* WHAT IS ASKED
Print each line of the listing once more, precisely as given.

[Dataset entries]
◇ ◇ ◇ ◇ ◇
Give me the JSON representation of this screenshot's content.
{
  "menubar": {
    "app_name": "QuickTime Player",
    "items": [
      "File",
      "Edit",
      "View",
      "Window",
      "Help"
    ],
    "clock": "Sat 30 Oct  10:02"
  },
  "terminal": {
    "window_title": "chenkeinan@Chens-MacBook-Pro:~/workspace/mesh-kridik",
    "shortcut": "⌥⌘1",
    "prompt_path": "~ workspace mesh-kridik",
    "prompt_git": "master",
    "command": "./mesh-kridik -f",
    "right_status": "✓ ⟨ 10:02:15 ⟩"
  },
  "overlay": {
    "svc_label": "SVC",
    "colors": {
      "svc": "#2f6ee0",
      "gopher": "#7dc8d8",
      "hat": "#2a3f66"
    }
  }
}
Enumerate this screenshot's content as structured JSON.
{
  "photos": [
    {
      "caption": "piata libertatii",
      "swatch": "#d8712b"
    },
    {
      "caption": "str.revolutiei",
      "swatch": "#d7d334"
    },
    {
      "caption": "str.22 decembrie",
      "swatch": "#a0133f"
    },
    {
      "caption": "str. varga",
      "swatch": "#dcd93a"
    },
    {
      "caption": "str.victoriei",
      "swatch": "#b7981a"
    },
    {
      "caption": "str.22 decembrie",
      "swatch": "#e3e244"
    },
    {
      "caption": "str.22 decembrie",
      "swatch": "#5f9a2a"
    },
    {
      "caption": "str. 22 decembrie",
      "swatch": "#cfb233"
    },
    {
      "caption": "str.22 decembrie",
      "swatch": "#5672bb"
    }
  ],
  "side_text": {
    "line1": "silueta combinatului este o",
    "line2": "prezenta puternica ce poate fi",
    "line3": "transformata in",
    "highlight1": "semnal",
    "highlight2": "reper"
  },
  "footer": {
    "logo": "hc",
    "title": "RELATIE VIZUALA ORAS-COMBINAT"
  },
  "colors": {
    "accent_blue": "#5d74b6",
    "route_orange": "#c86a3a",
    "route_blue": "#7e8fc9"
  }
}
◇ ◇ ◇ ◇ ◇
* EXERCISE RESPONSE
Give me the JSON representation of this screenshot's content.
{
  "menubar": {
    "app_name": "QuickTime Player",
    "items": [
      "File",
      "Edit",
      "View",
      "Window",
      "Help"
    ],
    "clock": "Sat 30 Oct  10:02"
  },
  "terminal": {
    "window_title": "chenkeinan@Chens-MacBook-Pro:~/workspace/mesh-kridik",
    "shortcut": "⌥⌘1",
    "prompt_path": "~ workspace mesh-kridik",
    "prompt_git": "master",
    "command": "./mesh-kridik -f",
    "right_status": "✓ ⟨ 10:02:15 ⟩"
  },
  "overlay": {
    "svc_label": "SVC",
    "colors": {
      "svc": "#2f6ee0",
      "gopher": "#7dc8d8",
      "hat": "#2a3f66"
    }
  }
}
Enumerate this screenshot's content as structured JSON.
{
  "photos": [
    {
      "caption": "piata libertatii",
      "swatch": "#d8712b"
    },
    {
      "caption": "str.revolutiei",
      "swatch": "#d7d334"
    },
    {
      "caption": "str.22 decembrie",
      "swatch": "#a0133f"
    },
    {
      "caption": "str. varga",
      "swatch": "#dcd93a"
    },
    {
      "caption": "str.victoriei",
      "swatch": "#b7981a"
    },
    {
      "caption": "str.22 decembrie",
      "swatch": "#e3e244"
    },
    {
      "caption": "str.22 decembrie",
      "swatch": "#5f9a2a"
    },
    {
      "caption": "str. 22 decembrie",
      "swatch": "#cfb233"
    },
    {
      "caption": "str.22 decembrie",
      "swatch": "#5672bb"
    }
  ],
  "side_text": {
    "line1": "silueta combinatului este o",
    "line2": "prezenta puternica ce poate fi",
    "line3": "transformata in",
    "highlight1": "semnal",
    "highlight2": "reper"
  },
  "footer": {
    "logo": "hc",
    "title": "RELATIE VIZUALA ORAS-COMBINAT"
  },
  "colors": {
    "accent_blue": "#5d74b6",
    "route_orange": "#c86a3a",
    "route_blue": "#7e8fc9"
  }
}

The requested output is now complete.